* Task brief
Using the material below, work out how many lines contain the word "fameux". Reply with the number and nothing more.

* Records provided
□ □ □
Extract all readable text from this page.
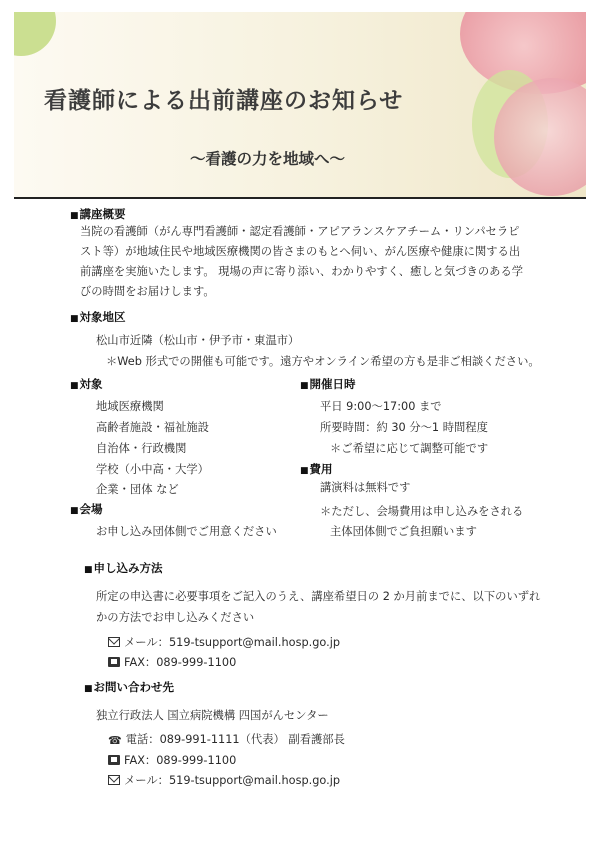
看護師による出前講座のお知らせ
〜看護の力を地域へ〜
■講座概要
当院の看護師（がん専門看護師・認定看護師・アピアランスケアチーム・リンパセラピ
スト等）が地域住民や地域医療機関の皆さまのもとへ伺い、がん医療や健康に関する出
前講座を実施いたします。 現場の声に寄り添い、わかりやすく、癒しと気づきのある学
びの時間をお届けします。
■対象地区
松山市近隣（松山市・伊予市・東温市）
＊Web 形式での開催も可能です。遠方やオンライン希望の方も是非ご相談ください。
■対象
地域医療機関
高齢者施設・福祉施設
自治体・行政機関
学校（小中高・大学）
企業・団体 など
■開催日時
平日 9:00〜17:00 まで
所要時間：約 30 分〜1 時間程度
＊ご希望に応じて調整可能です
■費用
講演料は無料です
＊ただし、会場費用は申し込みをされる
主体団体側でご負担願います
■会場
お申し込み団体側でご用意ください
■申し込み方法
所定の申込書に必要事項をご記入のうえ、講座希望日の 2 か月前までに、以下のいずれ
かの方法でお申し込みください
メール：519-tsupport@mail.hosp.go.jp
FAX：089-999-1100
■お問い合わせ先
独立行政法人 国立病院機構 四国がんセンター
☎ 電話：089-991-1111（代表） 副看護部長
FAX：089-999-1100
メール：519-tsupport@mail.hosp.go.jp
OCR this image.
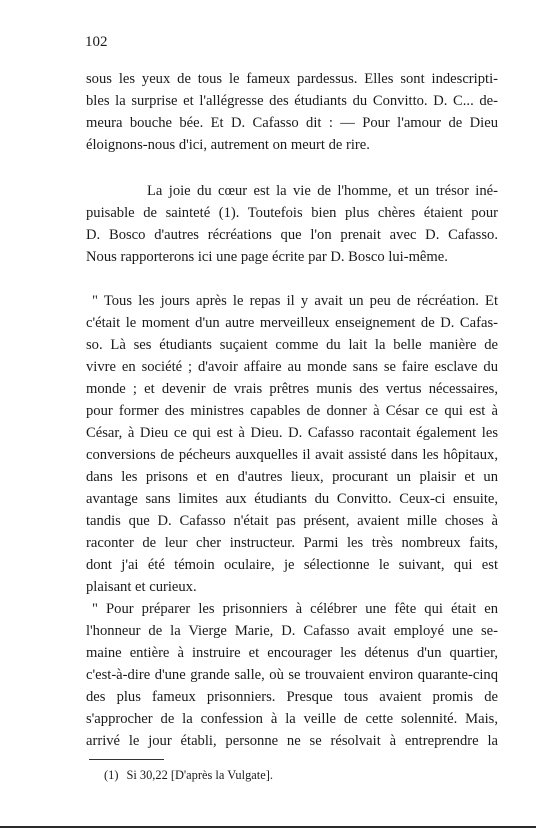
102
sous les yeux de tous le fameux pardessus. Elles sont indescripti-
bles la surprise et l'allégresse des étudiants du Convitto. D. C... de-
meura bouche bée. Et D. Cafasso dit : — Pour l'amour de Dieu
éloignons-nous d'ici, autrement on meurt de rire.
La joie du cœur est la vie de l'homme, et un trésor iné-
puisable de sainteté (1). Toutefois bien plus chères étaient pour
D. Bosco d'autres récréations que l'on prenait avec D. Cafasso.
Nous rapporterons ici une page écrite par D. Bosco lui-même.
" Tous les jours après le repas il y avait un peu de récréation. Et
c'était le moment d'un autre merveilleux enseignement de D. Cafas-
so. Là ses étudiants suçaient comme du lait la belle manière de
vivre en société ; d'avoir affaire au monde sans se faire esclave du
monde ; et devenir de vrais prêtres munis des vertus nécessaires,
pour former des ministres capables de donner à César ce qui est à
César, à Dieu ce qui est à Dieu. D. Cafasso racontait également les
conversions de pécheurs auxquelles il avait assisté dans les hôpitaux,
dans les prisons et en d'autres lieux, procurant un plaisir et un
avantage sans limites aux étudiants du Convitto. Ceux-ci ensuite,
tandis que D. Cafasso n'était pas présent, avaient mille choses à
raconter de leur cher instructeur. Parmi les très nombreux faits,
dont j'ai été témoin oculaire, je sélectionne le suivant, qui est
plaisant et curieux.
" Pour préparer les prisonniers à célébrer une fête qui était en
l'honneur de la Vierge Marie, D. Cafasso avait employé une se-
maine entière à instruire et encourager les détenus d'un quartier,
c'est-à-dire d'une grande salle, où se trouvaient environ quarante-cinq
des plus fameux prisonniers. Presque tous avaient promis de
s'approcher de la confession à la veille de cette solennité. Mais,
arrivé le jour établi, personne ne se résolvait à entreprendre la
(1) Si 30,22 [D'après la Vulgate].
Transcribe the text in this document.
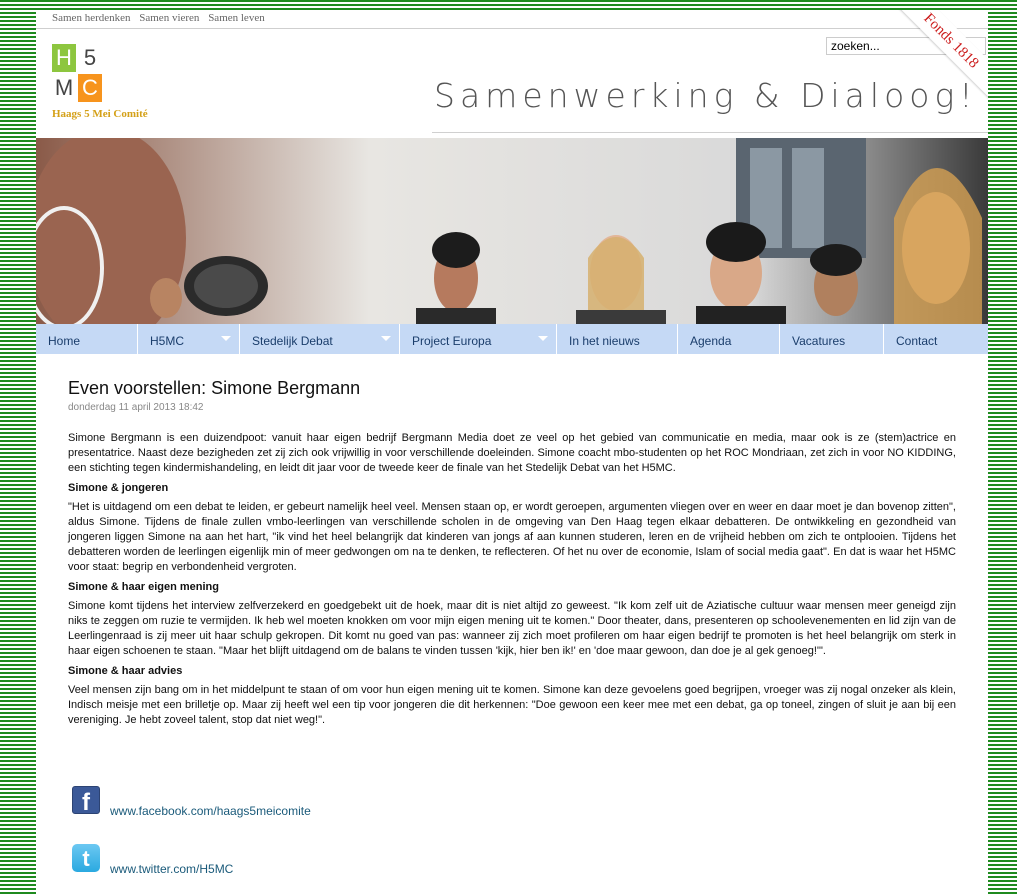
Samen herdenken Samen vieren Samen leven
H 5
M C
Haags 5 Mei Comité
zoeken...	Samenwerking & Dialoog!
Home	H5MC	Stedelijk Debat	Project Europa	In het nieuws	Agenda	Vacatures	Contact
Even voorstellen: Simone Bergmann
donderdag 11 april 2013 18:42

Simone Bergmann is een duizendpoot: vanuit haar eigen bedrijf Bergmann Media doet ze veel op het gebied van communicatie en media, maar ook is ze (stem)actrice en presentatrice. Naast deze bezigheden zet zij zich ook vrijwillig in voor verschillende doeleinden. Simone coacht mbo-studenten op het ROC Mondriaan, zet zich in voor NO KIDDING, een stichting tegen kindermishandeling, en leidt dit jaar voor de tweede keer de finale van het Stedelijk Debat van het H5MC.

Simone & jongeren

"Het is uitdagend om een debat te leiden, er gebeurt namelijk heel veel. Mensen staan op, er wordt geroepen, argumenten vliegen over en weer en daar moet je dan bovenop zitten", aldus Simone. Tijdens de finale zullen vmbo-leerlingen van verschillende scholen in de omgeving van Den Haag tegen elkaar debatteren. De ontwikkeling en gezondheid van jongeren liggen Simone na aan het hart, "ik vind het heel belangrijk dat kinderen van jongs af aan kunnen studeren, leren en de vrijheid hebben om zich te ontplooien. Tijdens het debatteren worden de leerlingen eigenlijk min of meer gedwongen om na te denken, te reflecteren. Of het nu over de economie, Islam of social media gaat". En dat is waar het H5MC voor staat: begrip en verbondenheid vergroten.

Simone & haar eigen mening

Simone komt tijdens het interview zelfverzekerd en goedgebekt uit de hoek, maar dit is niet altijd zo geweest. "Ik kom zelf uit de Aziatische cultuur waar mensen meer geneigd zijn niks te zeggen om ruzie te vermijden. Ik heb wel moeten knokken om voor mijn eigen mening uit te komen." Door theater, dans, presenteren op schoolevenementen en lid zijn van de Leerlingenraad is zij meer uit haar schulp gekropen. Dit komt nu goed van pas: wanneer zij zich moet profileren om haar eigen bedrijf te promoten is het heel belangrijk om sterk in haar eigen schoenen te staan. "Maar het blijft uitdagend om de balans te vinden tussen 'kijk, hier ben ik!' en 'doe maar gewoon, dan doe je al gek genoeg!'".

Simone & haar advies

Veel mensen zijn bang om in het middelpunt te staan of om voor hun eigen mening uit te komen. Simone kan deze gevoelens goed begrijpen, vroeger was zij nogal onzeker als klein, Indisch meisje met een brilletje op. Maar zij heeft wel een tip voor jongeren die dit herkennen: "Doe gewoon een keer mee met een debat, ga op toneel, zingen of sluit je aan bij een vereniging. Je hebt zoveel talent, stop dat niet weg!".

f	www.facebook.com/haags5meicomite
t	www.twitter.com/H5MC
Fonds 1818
□ □ □
* Problem solution
2